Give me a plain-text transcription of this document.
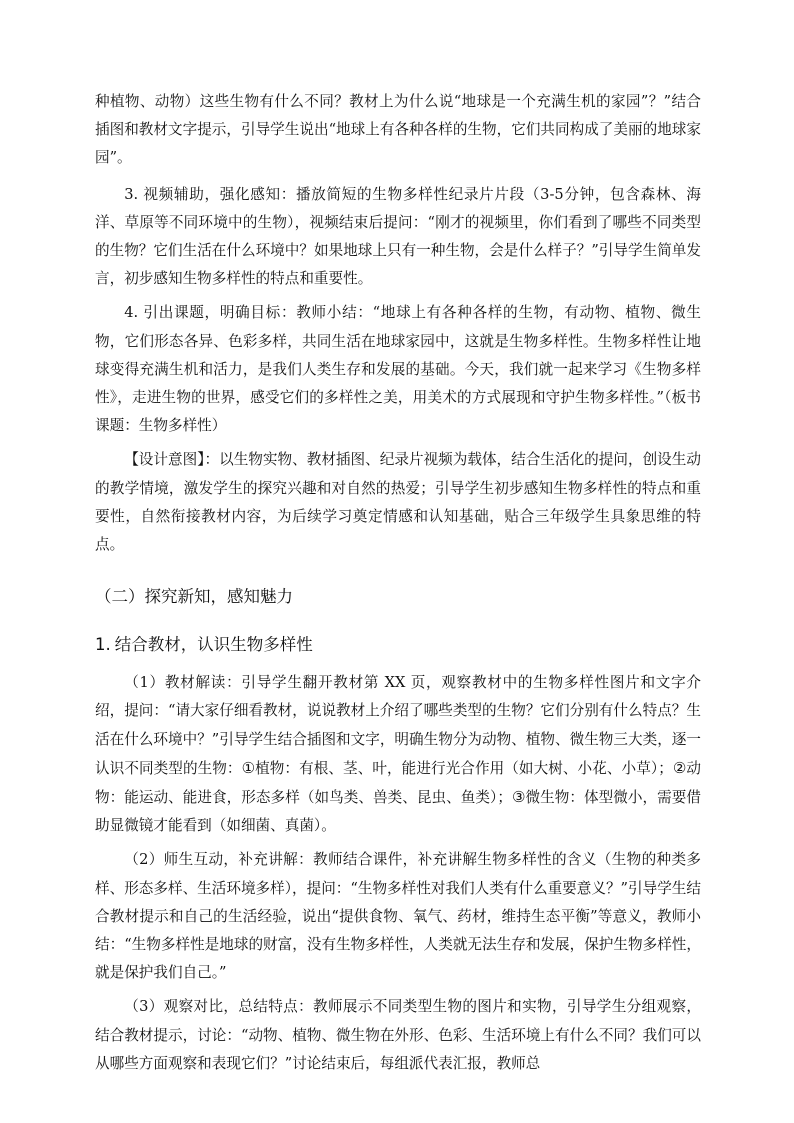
种植物、动物）这些生物有什么不同？教材上为什么说“地球是一个充满生机的家园”？”结合插图和教材文字提示，引导学生说出“地球上有各种各样的生物，它们共同构成了美丽的地球家园”。

3. 视频辅助，强化感知：播放简短的生物多样性纪录片片段（3-5分钟，包含森林、海洋、草原等不同环境中的生物），视频结束后提问：“刚才的视频里，你们看到了哪些不同类型的生物？它们生活在什么环境中？如果地球上只有一种生物，会是什么样子？”引导学生简单发言，初步感知生物多样性的特点和重要性。

4. 引出课题，明确目标：教师小结：“地球上有各种各样的生物，有动物、植物、微生物，它们形态各异、色彩多样，共同生活在地球家园中，这就是生物多样性。生物多样性让地球变得充满生机和活力，是我们人类生存和发展的基础。今天，我们就一起来学习《生物多样性》，走进生物的世界，感受它们的多样性之美，用美术的方式展现和守护生物多样性。”（板书课题：生物多样性）

【设计意图】：以生物实物、教材插图、纪录片视频为载体，结合生活化的提问，创设生动的教学情境，激发学生的探究兴趣和对自然的热爱；引导学生初步感知生物多样性的特点和重要性，自然衔接教材内容，为后续学习奠定情感和认知基础，贴合三年级学生具象思维的特点。

（二）探究新知，感知魅力
1. 结合教材，认识生物多样性

（1）教材解读：引导学生翻开教材第 XX 页，观察教材中的生物多样性图片和文字介绍，提问：“请大家仔细看教材，说说教材上介绍了哪些类型的生物？它们分别有什么特点？生活在什么环境中？”引导学生结合插图和文字，明确生物分为动物、植物、微生物三大类，逐一认识不同类型的生物：①植物：有根、茎、叶，能进行光合作用（如大树、小花、小草）；②动物：能运动、能进食，形态多样（如鸟类、兽类、昆虫、鱼类）；③微生物：体型微小，需要借助显微镜才能看到（如细菌、真菌）。

（2）师生互动，补充讲解：教师结合课件，补充讲解生物多样性的含义（生物的种类多样、形态多样、生活环境多样），提问：“生物多样性对我们人类有什么重要意义？”引导学生结合教材提示和自己的生活经验，说出“提供食物、氧气、药材，维持生态平衡”等意义，教师小结：“生物多样性是地球的财富，没有生物多样性，人类就无法生存和发展，保护生物多样性，就是保护我们自己。”

（3）观察对比，总结特点：教师展示不同类型生物的图片和实物，引导学生分组观察，结合教材提示，讨论：“动物、植物、微生物在外形、色彩、生活环境上有什么不同？我们可以从哪些方面观察和表现它们？”讨论结束后，每组派代表汇报，教师总
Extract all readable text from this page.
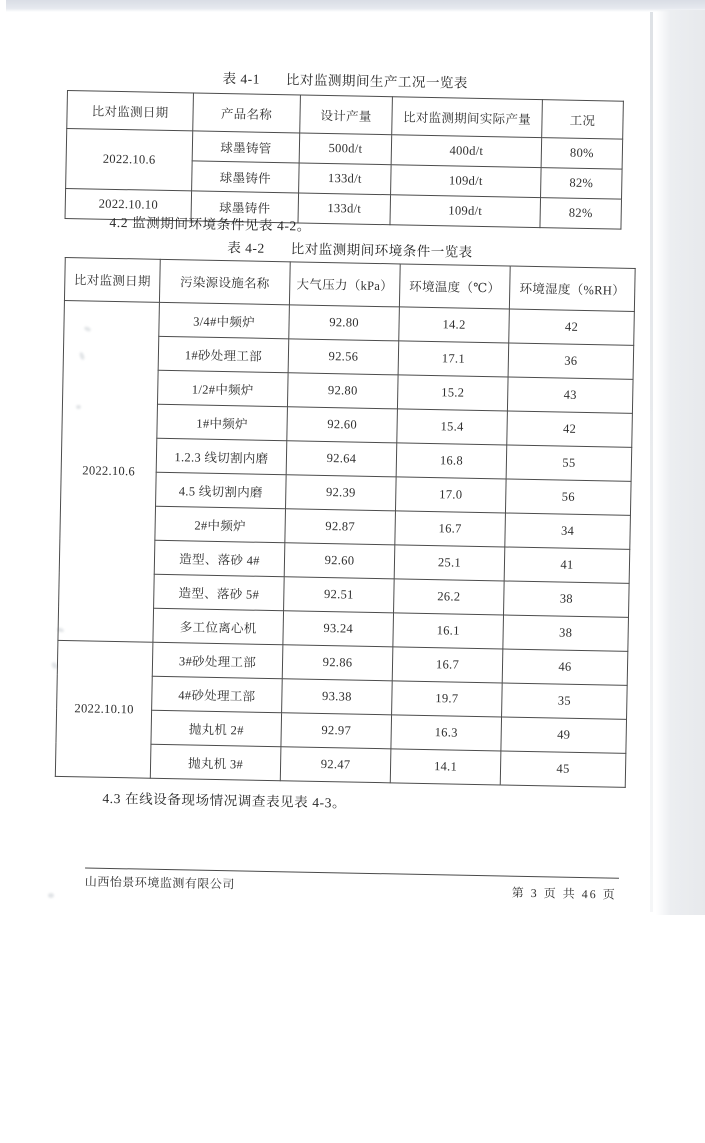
表 4-1 比对监测期间生产工况一览表
比对监测日期	产品名称	设计产量	比对监测期间实际产量	工况
2022.10.6	球墨铸管	500d/t	400d/t	80%
	球墨铸件	133d/t	109d/t	82%
2022.10.10	球墨铸件	133d/t	109d/t	82%
4.2 监测期间环境条件见表 4-2。
表 4-2 比对监测期间环境条件一览表
比对监测日期	污染源设施名称	大气压力（kPa）	环境温度（℃）	环境湿度（%RH）
2022.10.6	3/4#中频炉	92.80	14.2	42
	1#砂处理工部	92.56	17.1	36
	1/2#中频炉	92.80	15.2	43
	1#中频炉	92.60	15.4	42
	1.2.3 线切割内磨	92.64	16.8	55
	4.5 线切割内磨	92.39	17.0	56
	2#中频炉	92.87	16.7	34
	造型、落砂 4#	92.60	25.1	41
	造型、落砂 5#	92.51	26.2	38
	多工位离心机	93.24	16.1	38
2022.10.10	3#砂处理工部	92.86	16.7	46
	4#砂处理工部	93.38	19.7	35
	抛丸机 2#	92.97	16.3	49
	抛丸机 3#	92.47	14.1	45
4.3 在线设备现场情况调查表见表 4-3。
山西怡景环境监测有限公司
第 3 页 共 46 页
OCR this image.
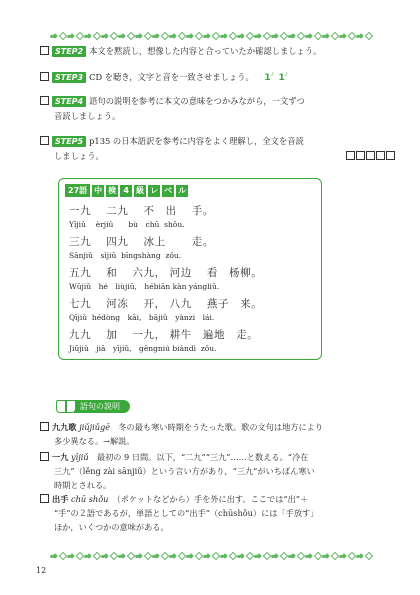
STEP2 本文を黙読し，想像した内容と合っていたか確認しましょう。
STEP3 CD を聴き，文字と音を一致させましょう。 1♪ 1♪
STEP4 語句の説明を参考に本文の意味をつかみながら，一文ずつ
音読しましょう。
STEP5 p135 の日本語訳を参考に内容をよく理解し，全文を音読
しましょう。
27語 中 検 4 級 レ ベ ル
一九　 二九　 不　出　 手。
Yījiǔ　 èrjiǔ　　bù　chū  shǒu.
三九　 四九　 冰上　　 走。
Sānjiǔ　sìjiǔ  bīngshàng  zǒu.
五九　 和　 六九， 河边　 看　杨柳。
Wǔjiǔ　hé　liùjiǔ,　hébiān kàn yángliǔ.
七九　 河冻　 开， 八九　 燕子　来。
Qījiǔ  hédòng　kāi,　bājiǔ　yànzi　lái.
九九　 加　 一九， 耕牛　遍地　走。
Jiǔjiǔ　jiā　yījiǔ,　gēngniú biàndì  zǒu.
語句の説明
九九歌 jiǔjiǔgē　 冬の最も寒い時期をうたった歌。歌の文句は地方により
多少異なる。→解説。
一九 yījiǔ　 最初の 9 日間。以下，“二九”“三九”……と数える。“冷在
三九”（lěng zài sānjiǔ）という言い方があり，“三九”がいちばん寒い
時期とされる。
出手 chū shǒu　 （ポケットなどから）手を外に出す。ここでは“出”＋
“手”の２語であるが，単語としての“出手”（chūshǒu）には「手放す」
ほか，いくつかの意味がある。
12
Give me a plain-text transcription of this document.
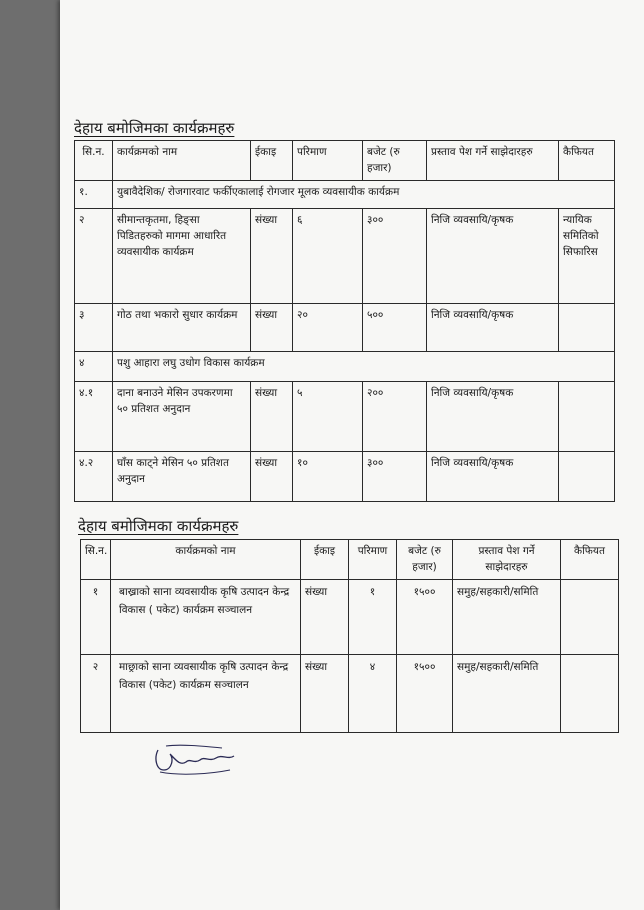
देहाय बमोजिमका कार्यक्रमहरु
सि.न.	कार्यक्रमको नाम	ईकाइ	परिमाण	बजेट (रु हजार)	प्रस्ताव पेश गर्ने साझेदारहरु	कैफियत
१.	युबावैदेशिक/ रोजगारवाट फर्कीएकालाई रोगजार मूलक व्यवसायीक कार्यक्रम					
२	सीमान्तकृतमा, हिङ्सा पिडितहरुको मागमा आधारित व्यवसायीक कार्यक्रम	संख्या	६	३००	निजि व्यवसायि/कृषक	न्यायिक समितिको सिफारिस
३	गोठ तथा भकारो सुधार कार्यक्रम	संख्या	२०	५००	निजि व्यवसायि/कृषक	
४	पशु आहारा लघु उधोग विकास कार्यक्रम					
४.१	दाना बनाउने मेसिन उपकरणमा ५० प्रतिशत अनुदान	संख्या	५	२००	निजि व्यवसायि/कृषक	
४.२	घाँस काट्ने मेसिन ५० प्रतिशत अनुदान	संख्या	१०	३००	निजि व्यवसायि/कृषक	
देहाय बमोजिमका कार्यक्रमहरु
सि.न.	कार्यक्रमको नाम	ईकाइ	परिमाण	बजेट (रु हजार)	प्रस्ताव पेश गर्ने साझेदारहरु	कैफियत
१	बाख्राको साना व्यवसायीक कृषि उत्पादन केन्द्र विकास ( पकेट) कार्यक्रम सञ्चालन	संख्या	१	१५००	समुह/सहकारी/समिति	
२	माछ्राको साना व्यवसायीक कृषि उत्पादन केन्द्र विकास (पकेट) कार्यक्रम सञ्चालन	संख्या	४	१५००	समुह/सहकारी/समिति	
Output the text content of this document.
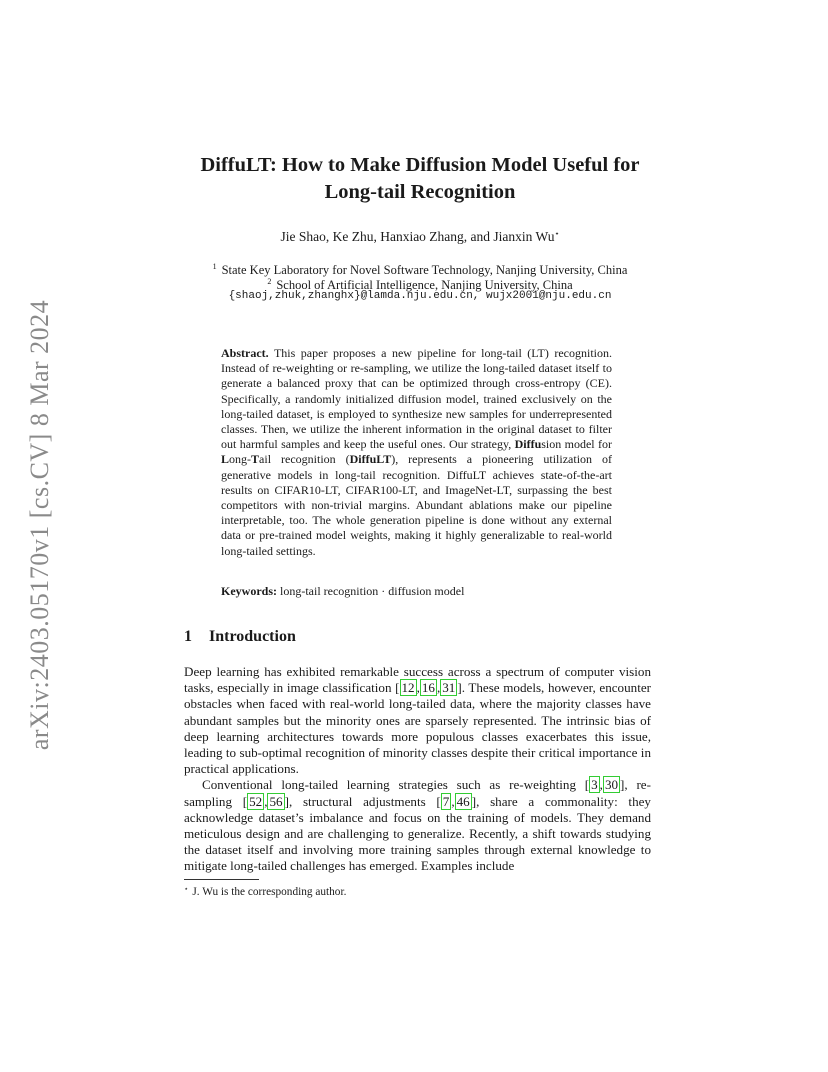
arXiv:2403.05170v1 [cs.CV] 8 Mar 2024
DiffuLT: How to Make Diffusion Model Useful for
Long-tail Recognition
Jie Shao, Ke Zhu, Hanxiao Zhang, and Jianxin Wu⋆
$^1$ State Key Laboratory for Novel Software Technology, Nanjing University, China
$^2$ School of Artificial Intelligence, Nanjing University, China
{shaoj,zhuk,zhanghx}@lamda.nju.edu.cn, wujx2001@nju.edu.cn
Abstract. This paper proposes a new pipeline for long-tail (LT) recognition. Instead of re-weighting or re-sampling, we utilize the long-tailed dataset itself to generate a balanced proxy that can be optimized through cross-entropy (CE). Specifically, a randomly initialized diffusion model, trained exclusively on the long-tailed dataset, is employed to synthesize new samples for underrepresented classes. Then, we utilize the inherent information in the original dataset to filter out harmful samples and keep the useful ones. Our strategy, Diffusion model for Long-Tail recognition (DiffuLT), represents a pioneering utilization of generative models in long-tail recognition. DiffuLT achieves state-of-the-art results on CIFAR10-LT, CIFAR100-LT, and ImageNet-LT, surpassing the best competitors with non-trivial margins. Abundant ablations make our pipeline interpretable, too. The whole generation pipeline is done without any external data or pre-trained model weights, making it highly generalizable to real-world long-tailed settings.
Keywords: long-tail recognition · diffusion model
1 Introduction

Deep learning has exhibited remarkable success across a spectrum of computer vision tasks, especially in image classification [ 12 , 16 , 31 ]. These models, however, encounter obstacles when faced with real-world long-tailed data, where the majority classes have abundant samples but the minority ones are sparsely represented. The intrinsic bias of deep learning architectures towards more populous classes exacerbates this issue, leading to sub-optimal recognition of minority classes despite their critical importance in practical applications.

Conventional long-tailed learning strategies such as re-weighting [ 3 , 30 ], re-sampling [ 52 , 56 ], structural adjustments [ 7 , 46 ], share a commonality: they acknowledge dataset’s imbalance and focus on the training of models. They demand meticulous design and are challenging to generalize. Recently, a shift towards studying the dataset itself and involving more training samples through external knowledge to mitigate long-tailed challenges has emerged. Examples include

⋆ J. Wu is the corresponding author.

============================================================

Give the number of lines above that hold the word "Nanjing", and nothing more.

2